The data below must be copied in full and without any change.

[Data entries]
★ ★ ★ ★ ★

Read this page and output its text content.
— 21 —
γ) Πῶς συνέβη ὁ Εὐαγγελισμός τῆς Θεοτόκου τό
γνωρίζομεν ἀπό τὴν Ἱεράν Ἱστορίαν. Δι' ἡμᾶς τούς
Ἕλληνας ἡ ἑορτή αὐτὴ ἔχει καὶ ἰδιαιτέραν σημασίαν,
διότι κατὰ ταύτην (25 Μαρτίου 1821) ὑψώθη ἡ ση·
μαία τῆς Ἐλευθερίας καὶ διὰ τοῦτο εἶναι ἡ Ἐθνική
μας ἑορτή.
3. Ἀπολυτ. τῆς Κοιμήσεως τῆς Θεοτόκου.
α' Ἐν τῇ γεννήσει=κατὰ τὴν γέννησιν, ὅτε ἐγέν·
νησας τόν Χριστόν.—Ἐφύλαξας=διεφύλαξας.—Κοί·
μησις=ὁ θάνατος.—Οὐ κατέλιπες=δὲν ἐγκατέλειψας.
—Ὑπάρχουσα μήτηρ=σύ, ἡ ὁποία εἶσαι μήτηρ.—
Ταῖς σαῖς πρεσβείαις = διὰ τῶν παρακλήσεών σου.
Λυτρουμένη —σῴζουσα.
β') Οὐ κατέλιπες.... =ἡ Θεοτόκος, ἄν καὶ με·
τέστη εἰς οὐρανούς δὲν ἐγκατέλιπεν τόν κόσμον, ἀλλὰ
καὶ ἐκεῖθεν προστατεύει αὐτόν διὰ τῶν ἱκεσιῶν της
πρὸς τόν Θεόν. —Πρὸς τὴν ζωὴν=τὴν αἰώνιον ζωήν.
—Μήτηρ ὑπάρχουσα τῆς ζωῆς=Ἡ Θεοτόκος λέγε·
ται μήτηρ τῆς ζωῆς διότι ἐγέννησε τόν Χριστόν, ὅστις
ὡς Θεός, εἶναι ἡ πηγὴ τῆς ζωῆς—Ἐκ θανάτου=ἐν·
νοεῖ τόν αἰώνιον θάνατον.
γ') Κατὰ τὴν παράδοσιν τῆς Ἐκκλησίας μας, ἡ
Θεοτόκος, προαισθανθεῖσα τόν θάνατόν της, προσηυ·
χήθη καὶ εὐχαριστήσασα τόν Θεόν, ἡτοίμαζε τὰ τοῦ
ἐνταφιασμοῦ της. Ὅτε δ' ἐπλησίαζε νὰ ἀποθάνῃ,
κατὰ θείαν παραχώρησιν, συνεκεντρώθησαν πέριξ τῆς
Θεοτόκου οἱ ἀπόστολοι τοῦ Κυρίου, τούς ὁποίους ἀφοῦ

★ ★ ★ ★ ★

Task response:
Read this page and output its text content.
— 21 —
γ) Πῶς συνέβη ὁ Εὐαγγελισμός τῆς Θεοτόκου τό
γνωρίζομεν ἀπό τὴν Ἱεράν Ἱστορίαν. Δι' ἡμᾶς τούς
Ἕλληνας ἡ ἑορτή αὐτὴ ἔχει καὶ ἰδιαιτέραν σημασίαν,
διότι κατὰ ταύτην (25 Μαρτίου 1821) ὑψώθη ἡ ση·
μαία τῆς Ἐλευθερίας καὶ διὰ τοῦτο εἶναι ἡ Ἐθνική
μας ἑορτή.
3. Ἀπολυτ. τῆς Κοιμήσεως τῆς Θεοτόκου.
α' Ἐν τῇ γεννήσει=κατὰ τὴν γέννησιν, ὅτε ἐγέν·
νησας τόν Χριστόν.—Ἐφύλαξας=διεφύλαξας.—Κοί·
μησις=ὁ θάνατος.—Οὐ κατέλιπες=δὲν ἐγκατέλειψας.
—Ὑπάρχουσα μήτηρ=σύ, ἡ ὁποία εἶσαι μήτηρ.—
Ταῖς σαῖς πρεσβείαις = διὰ τῶν παρακλήσεών σου.
Λυτρουμένη —σῴζουσα.
β') Οὐ κατέλιπες.... =ἡ Θεοτόκος, ἄν καὶ με·
τέστη εἰς οὐρανούς δὲν ἐγκατέλιπεν τόν κόσμον, ἀλλὰ
καὶ ἐκεῖθεν προστατεύει αὐτόν διὰ τῶν ἱκεσιῶν της
πρὸς τόν Θεόν. —Πρὸς τὴν ζωὴν=τὴν αἰώνιον ζωήν.
—Μήτηρ ὑπάρχουσα τῆς ζωῆς=Ἡ Θεοτόκος λέγε·
ται μήτηρ τῆς ζωῆς διότι ἐγέννησε τόν Χριστόν, ὅστις
ὡς Θεός, εἶναι ἡ πηγὴ τῆς ζωῆς—Ἐκ θανάτου=ἐν·
νοεῖ τόν αἰώνιον θάνατον.
γ') Κατὰ τὴν παράδοσιν τῆς Ἐκκλησίας μας, ἡ
Θεοτόκος, προαισθανθεῖσα τόν θάνατόν της, προσηυ·
χήθη καὶ εὐχαριστήσασα τόν Θεόν, ἡτοίμαζε τὰ τοῦ
ἐνταφιασμοῦ της. Ὅτε δ' ἐπλησίαζε νὰ ἀποθάνῃ,
κατὰ θείαν παραχώρησιν, συνεκεντρώθησαν πέριξ τῆς
Θεοτόκου οἱ ἀπόστολοι τοῦ Κυρίου, τούς ὁποίους ἀφοῦ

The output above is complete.